### Raw records

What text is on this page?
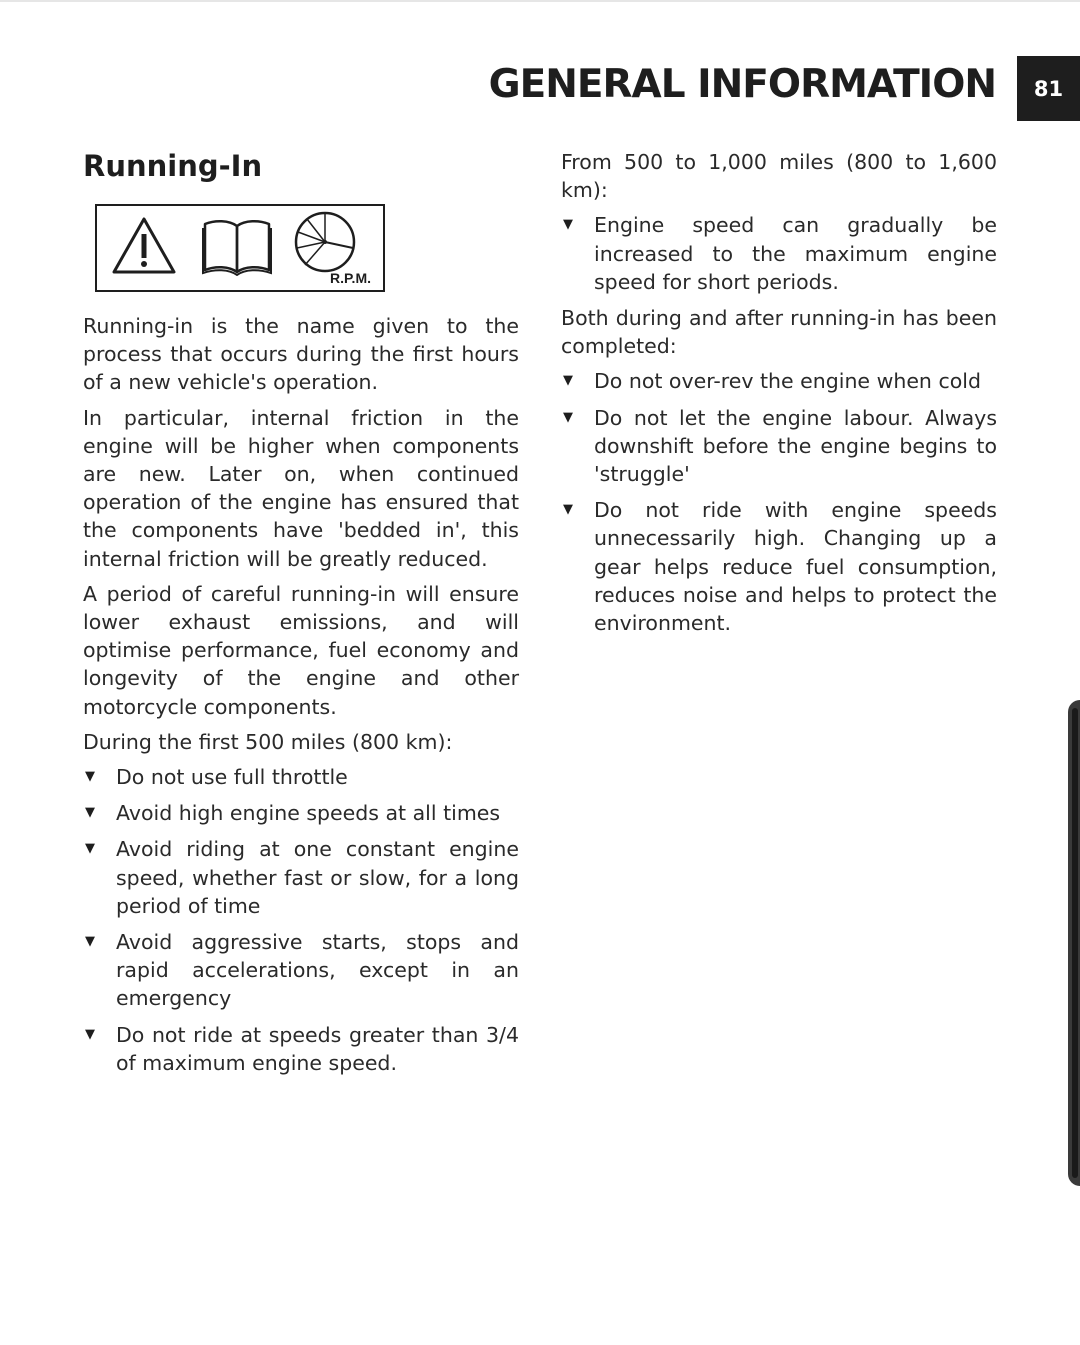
GENERAL INFORMATION 81
Running-In
R.P.M.

Running-in is the name given to the process that occurs during the first hours of a new vehicle's operation.

In particular, internal friction in the engine will be higher when components are new. Later on, when continued operation of the engine has ensured that the components have 'bedded in', this internal friction will be greatly reduced.

A period of careful running-in will ensure lower exhaust emissions, and will optimise performance, fuel economy and longevity of the engine and other motorcycle components.

During the first 500 miles (800 km):

▼ Do not use full throttle
▼ Avoid high engine speeds at all times
▼ Avoid riding at one constant engine speed, whether fast or slow, for a long period of time
▼ Avoid aggressive starts, stops and rapid accelerations, except in an emergency
▼ Do not ride at speeds greater than 3/4 of maximum engine speed.

From 500 to 1,000 miles (800 to 1,600 km):

▼ Engine speed can gradually be increased to the maximum engine speed for short periods.

Both during and after running-in has been completed:

▼ Do not over-rev the engine when cold
▼ Do not let the engine labour. Always downshift before the engine begins to 'struggle'
▼ Do not ride with engine speeds unnecessarily high. Changing up a gear helps reduce fuel consumption, reduces noise and helps to protect the environment.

######

• [Task directions]: Excluding the pictures, restate the records above word for word.

• [Result of this task]:
What text is on this page?
GENERAL INFORMATION 81
Running-In
R.P.M.

Running-in is the name given to the process that occurs during the first hours of a new vehicle's operation.

In particular, internal friction in the engine will be higher when components are new. Later on, when continued operation of the engine has ensured that the components have 'bedded in', this internal friction will be greatly reduced.

A period of careful running-in will ensure lower exhaust emissions, and will optimise performance, fuel economy and longevity of the engine and other motorcycle components.

During the first 500 miles (800 km):

▼ Do not use full throttle
▼ Avoid high engine speeds at all times
▼ Avoid riding at one constant engine speed, whether fast or slow, for a long period of time
▼ Avoid aggressive starts, stops and rapid accelerations, except in an emergency
▼ Do not ride at speeds greater than 3/4 of maximum engine speed.

From 500 to 1,000 miles (800 to 1,600 km):

▼ Engine speed can gradually be increased to the maximum engine speed for short periods.

Both during and after running-in has been completed:

▼ Do not over-rev the engine when cold
▼ Do not let the engine labour. Always downshift before the engine begins to 'struggle'
▼ Do not ride with engine speeds unnecessarily high. Changing up a gear helps reduce fuel consumption, reduces noise and helps to protect the environment.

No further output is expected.